_Stated goal_
Copy the material below word for word, starting at its first line and ending at the line that contains "more-options-button[interactable] [532, 94, 560, 128]". Include both of those lines.

# Records provided start

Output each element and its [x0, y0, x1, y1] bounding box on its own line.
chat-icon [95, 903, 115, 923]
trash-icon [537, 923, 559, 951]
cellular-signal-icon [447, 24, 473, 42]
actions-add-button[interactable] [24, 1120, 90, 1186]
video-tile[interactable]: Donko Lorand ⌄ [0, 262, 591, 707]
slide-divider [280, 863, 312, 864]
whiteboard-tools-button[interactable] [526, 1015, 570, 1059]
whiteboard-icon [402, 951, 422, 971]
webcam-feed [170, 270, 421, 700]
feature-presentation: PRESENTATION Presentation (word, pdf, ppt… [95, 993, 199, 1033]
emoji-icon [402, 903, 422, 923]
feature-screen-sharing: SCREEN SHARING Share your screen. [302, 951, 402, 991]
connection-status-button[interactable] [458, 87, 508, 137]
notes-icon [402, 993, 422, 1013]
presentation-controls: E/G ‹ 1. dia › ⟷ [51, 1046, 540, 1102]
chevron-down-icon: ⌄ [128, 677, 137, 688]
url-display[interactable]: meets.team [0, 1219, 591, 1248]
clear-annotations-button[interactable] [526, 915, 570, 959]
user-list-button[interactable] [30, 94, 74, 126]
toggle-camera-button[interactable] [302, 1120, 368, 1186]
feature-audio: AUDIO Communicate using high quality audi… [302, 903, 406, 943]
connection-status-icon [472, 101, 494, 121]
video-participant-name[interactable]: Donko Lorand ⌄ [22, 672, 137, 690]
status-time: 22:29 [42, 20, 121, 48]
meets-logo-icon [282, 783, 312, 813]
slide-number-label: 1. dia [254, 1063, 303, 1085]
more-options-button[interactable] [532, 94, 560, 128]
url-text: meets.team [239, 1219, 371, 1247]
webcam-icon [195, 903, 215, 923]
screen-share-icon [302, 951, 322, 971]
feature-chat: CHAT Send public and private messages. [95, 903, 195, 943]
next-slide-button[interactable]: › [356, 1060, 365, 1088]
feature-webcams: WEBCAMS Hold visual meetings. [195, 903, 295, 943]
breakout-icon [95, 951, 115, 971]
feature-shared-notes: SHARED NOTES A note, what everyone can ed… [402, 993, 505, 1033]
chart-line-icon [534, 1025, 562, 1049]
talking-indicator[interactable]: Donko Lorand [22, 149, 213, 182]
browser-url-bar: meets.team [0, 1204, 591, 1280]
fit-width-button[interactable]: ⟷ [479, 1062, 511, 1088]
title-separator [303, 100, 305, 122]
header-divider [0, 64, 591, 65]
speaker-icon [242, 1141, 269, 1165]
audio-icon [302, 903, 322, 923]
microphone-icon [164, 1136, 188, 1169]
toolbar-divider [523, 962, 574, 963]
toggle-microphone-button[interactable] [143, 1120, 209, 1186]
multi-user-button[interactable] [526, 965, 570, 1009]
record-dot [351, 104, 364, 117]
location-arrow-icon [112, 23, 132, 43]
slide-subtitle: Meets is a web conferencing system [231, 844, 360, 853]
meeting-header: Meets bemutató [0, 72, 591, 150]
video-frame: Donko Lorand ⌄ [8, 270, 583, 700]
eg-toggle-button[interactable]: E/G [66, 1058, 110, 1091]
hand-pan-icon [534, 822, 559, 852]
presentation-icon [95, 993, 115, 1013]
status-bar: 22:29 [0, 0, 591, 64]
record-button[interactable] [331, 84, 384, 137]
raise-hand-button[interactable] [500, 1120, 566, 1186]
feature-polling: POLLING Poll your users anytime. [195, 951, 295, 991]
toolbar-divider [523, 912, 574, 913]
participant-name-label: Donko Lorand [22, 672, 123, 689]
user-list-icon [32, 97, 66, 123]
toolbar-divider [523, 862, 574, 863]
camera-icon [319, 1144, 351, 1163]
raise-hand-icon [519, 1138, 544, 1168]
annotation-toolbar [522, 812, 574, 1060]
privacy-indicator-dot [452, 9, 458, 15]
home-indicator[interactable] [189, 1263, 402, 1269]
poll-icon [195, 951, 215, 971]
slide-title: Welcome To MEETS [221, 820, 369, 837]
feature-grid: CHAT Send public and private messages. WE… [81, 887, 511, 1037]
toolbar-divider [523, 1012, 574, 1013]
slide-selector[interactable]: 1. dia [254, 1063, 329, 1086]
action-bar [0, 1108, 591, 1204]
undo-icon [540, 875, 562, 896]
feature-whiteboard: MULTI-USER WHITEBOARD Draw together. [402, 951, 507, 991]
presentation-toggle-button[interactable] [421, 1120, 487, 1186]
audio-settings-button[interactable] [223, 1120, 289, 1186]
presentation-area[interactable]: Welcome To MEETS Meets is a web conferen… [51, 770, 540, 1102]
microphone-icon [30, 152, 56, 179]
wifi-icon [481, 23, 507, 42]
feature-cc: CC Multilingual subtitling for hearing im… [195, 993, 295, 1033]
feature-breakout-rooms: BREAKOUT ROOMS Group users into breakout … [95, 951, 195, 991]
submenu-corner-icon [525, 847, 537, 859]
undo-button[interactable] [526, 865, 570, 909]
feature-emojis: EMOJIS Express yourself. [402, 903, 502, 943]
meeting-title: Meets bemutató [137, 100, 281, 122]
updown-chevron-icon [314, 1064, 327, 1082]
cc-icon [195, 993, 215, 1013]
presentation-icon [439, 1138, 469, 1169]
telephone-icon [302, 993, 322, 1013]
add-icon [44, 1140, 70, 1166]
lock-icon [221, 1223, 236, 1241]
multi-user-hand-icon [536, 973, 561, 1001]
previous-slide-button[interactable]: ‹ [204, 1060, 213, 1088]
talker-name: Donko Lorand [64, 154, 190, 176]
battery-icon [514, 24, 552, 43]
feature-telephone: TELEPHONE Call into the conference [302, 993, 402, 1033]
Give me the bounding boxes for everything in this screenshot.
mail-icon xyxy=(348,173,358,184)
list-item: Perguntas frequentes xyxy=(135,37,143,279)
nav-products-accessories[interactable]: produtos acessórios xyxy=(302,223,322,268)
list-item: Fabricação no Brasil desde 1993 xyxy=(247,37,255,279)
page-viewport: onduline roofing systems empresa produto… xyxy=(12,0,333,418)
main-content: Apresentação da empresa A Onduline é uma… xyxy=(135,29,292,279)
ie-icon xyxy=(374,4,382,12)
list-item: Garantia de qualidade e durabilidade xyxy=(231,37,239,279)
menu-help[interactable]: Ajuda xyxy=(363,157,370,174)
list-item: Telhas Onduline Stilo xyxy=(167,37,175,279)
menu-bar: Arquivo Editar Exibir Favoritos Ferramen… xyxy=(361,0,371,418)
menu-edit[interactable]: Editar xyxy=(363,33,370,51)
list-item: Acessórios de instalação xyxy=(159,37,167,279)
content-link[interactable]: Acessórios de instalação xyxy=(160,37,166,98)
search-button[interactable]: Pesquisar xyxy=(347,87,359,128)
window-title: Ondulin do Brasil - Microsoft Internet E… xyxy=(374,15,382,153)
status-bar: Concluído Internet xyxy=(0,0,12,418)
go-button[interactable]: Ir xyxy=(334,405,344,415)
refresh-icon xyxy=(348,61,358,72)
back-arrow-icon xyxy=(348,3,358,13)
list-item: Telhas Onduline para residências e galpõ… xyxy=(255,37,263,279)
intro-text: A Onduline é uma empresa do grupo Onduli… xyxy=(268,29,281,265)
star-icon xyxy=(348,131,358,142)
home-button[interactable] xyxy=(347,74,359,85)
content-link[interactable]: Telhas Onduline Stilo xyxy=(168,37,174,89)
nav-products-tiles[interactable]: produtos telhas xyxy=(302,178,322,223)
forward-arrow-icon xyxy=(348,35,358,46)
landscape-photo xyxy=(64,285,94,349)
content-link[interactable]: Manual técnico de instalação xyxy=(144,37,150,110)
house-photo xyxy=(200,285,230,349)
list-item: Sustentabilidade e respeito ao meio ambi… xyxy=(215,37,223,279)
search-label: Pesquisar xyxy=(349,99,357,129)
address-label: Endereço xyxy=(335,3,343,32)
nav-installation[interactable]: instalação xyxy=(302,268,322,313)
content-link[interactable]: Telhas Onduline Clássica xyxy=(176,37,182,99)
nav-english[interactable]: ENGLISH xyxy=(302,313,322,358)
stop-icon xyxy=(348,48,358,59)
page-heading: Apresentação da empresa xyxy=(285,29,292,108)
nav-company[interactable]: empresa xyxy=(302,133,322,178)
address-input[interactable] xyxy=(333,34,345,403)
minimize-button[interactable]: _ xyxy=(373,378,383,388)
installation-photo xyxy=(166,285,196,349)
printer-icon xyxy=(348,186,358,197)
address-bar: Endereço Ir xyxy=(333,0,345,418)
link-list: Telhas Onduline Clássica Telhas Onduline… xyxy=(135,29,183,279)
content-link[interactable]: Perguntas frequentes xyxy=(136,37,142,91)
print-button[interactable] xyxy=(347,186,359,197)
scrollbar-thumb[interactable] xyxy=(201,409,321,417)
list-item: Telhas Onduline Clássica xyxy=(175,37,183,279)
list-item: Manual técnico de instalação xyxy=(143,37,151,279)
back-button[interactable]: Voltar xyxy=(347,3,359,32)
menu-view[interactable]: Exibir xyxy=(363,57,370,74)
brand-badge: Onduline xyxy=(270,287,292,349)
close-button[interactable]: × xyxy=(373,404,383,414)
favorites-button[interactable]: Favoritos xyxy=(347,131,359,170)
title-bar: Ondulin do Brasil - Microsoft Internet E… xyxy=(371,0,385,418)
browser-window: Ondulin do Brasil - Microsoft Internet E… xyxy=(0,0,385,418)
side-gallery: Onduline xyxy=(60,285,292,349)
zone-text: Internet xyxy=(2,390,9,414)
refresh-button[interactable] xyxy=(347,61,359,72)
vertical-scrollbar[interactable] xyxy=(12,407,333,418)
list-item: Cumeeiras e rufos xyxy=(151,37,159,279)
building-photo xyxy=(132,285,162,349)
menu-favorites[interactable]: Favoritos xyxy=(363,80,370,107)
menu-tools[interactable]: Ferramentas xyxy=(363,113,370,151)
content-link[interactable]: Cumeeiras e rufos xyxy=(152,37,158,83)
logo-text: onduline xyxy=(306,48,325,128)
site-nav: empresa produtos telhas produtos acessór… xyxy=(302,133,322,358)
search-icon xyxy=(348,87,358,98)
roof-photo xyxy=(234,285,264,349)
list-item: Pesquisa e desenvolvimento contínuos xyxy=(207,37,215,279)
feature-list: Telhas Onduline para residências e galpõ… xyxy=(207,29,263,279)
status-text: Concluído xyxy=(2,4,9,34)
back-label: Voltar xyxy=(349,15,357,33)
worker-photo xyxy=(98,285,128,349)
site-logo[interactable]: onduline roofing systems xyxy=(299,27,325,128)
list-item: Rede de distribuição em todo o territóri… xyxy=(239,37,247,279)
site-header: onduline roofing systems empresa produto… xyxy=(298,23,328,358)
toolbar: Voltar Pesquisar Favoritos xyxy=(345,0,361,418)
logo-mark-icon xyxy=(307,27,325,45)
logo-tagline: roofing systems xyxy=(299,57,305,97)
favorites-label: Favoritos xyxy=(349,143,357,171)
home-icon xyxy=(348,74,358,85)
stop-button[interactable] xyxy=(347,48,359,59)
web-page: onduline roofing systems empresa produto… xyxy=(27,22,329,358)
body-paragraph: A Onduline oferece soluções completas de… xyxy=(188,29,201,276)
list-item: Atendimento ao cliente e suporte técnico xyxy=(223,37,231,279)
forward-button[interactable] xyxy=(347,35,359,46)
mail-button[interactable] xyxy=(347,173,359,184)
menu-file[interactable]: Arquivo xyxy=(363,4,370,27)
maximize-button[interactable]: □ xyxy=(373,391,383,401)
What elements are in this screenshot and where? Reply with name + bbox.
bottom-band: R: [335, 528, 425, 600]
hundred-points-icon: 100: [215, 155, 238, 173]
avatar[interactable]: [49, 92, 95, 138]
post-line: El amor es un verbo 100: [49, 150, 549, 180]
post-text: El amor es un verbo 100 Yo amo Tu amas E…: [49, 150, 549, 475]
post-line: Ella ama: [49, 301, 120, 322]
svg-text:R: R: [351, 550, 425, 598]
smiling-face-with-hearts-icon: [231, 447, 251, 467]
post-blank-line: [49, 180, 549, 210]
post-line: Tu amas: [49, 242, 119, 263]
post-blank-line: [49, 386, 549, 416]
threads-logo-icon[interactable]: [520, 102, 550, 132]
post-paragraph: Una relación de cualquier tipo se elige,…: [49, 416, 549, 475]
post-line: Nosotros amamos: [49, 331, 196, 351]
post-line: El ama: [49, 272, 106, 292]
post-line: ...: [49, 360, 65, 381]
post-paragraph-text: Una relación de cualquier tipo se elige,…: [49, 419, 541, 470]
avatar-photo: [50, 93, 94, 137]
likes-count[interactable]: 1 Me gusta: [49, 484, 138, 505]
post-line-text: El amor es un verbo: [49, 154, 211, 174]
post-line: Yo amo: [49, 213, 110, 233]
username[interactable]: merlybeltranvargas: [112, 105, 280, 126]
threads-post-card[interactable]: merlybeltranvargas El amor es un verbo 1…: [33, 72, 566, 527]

# Records provided end

_Problem solution_
Output each element and its [x0, y0, x1, y1] bounding box on its own line.
chat-icon [95, 903, 115, 923]
trash-icon [537, 923, 559, 951]
cellular-signal-icon [447, 24, 473, 42]
actions-add-button[interactable] [24, 1120, 90, 1186]
video-tile[interactable]: Donko Lorand ⌄ [0, 262, 591, 707]
slide-divider [280, 863, 312, 864]
whiteboard-tools-button[interactable] [526, 1015, 570, 1059]
whiteboard-icon [402, 951, 422, 971]
webcam-feed [170, 270, 421, 700]
feature-presentation: PRESENTATION Presentation (word, pdf, ppt… [95, 993, 199, 1033]
emoji-icon [402, 903, 422, 923]
feature-screen-sharing: SCREEN SHARING Share your screen. [302, 951, 402, 991]
connection-status-button[interactable] [458, 87, 508, 137]
notes-icon [402, 993, 422, 1013]
presentation-controls: E/G ‹ 1. dia › ⟷ [51, 1046, 540, 1102]
chevron-down-icon: ⌄ [128, 677, 137, 688]
url-display[interactable]: meets.team [0, 1219, 591, 1248]
clear-annotations-button[interactable] [526, 915, 570, 959]
user-list-button[interactable] [30, 94, 74, 126]
toggle-camera-button[interactable] [302, 1120, 368, 1186]
feature-audio: AUDIO Communicate using high quality audi… [302, 903, 406, 943]
connection-status-icon [472, 101, 494, 121]
video-participant-name[interactable]: Donko Lorand ⌄ [22, 672, 137, 690]
status-time: 22:29 [42, 20, 121, 48]
meets-logo-icon [282, 783, 312, 813]
slide-number-label: 1. dia [254, 1063, 303, 1085]
more-options-button[interactable] [532, 94, 560, 128]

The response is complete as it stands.